··· Selected excerpt

Conjux () is a commune in the Savoie department in the Auvergne-Rhône-Alpes region in southeastern France. Since January 2017, the commune has formed part of the conurbation of Grand Lac, following the fusion of the former Communauté de communes de Chautagne into this larger agglomeration.

At 175 ha, the smallest commune in the region of Chautagne, Conjux extends for 5 km along the northwestern coastline of Lac du Bourget; it is bounded to the north by the Canal de Savières and backed by Mount Landard to the west. The commune of Conjux includes the hamlets of La Chatière, Portout and Semelas. Reflecting its mixed role as a residential and recreational location, 42% of its residential buildings are counted as secondary residences.

Toponym 

The name of the commune is believed to be derived, via the forms 'Conziacum' (early 12th Century), 'Conjiacum' (1481) and 'Conjeux' (1780),  from late Latin 'Congiacum', meaning the 'domain of Congius.' Its derivation is not related to the Latin homonym, 'conjux' (spouse).

Economic activity 

Fishing was traditionally the mainstay of the village, but today only two professional fishermen are based in the commune. The recently expanded Port of Conjux is now largely used for recreational boating and amateur fishing.  Economic activity is largely confined to small businesses, including a burgeoning supply of holiday accommodation and a restaurant, and salaried work in nearby cities such as Aix-les-Bains and Chambéry.  The commune maintains a municipal camping ground, Les Babelles, and a bathing beach, as well as managing the boating harbour.  The commune recently also undertook a major plan to redevelop the port and beach area, the 'Port-Plage' project, entailing enlargement of the port, opening up of the Biez rivulet (previously partially piped underground to the lake) to restore the natural waterway, and improvements to tourist and fishing facilities.

······
··· Raw data

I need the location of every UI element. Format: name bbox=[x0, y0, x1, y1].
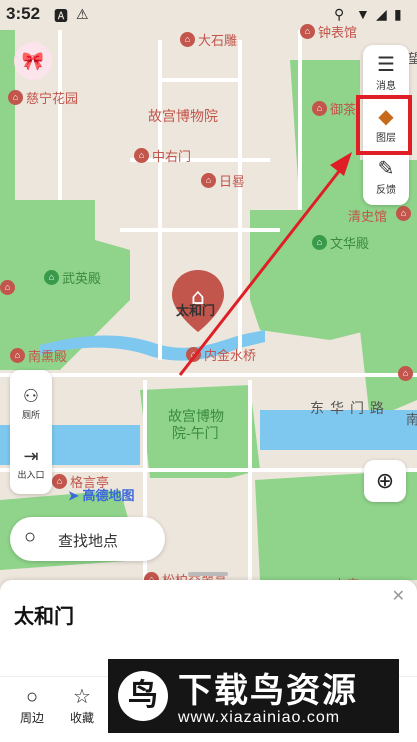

······

Exercise task A:
Answer these from the text on Conjux, one line each:
(i) What is the area of the commune?
(ii) What does the late Latin 'Congiacum' mean?
(iii) How many professional fishermen are based in the commune today?
Exercise task B:
Decide whether each statement agrees with the text on Conjux. Answer yes or no, and quote the words from the text that settle it.
(i) Conjux has been part of the conurbation of Grand Lac since January 2017.
(ii) The commune's name comes from the Latin word 'conjux,' meaning spouse.
(iii) Mount Landard lies to the east of the commune.
Exercise task C:
List every form of the commune's name that the text on Conjux gives in its account of where the name comes from. Include the date or period given for each.

Correct result A:
(i) 175 ha
(ii) The 'domain of Congius.'
(iii) Two

Correct result B:
(i) Yes: "Since January 2017, the commune has formed part of the conurbation of Grand Lac"
(ii) No: "Its derivation is not related to the Latin homonym, 'conjux' (spouse)."
(iii) No: "backed by Mount Landard to the west"

Correct result C:
'Conziacum' (early 12th Century)
'Conjiacum' (1481)
'Conjeux' (1780)
'Congiacum' (late Latin)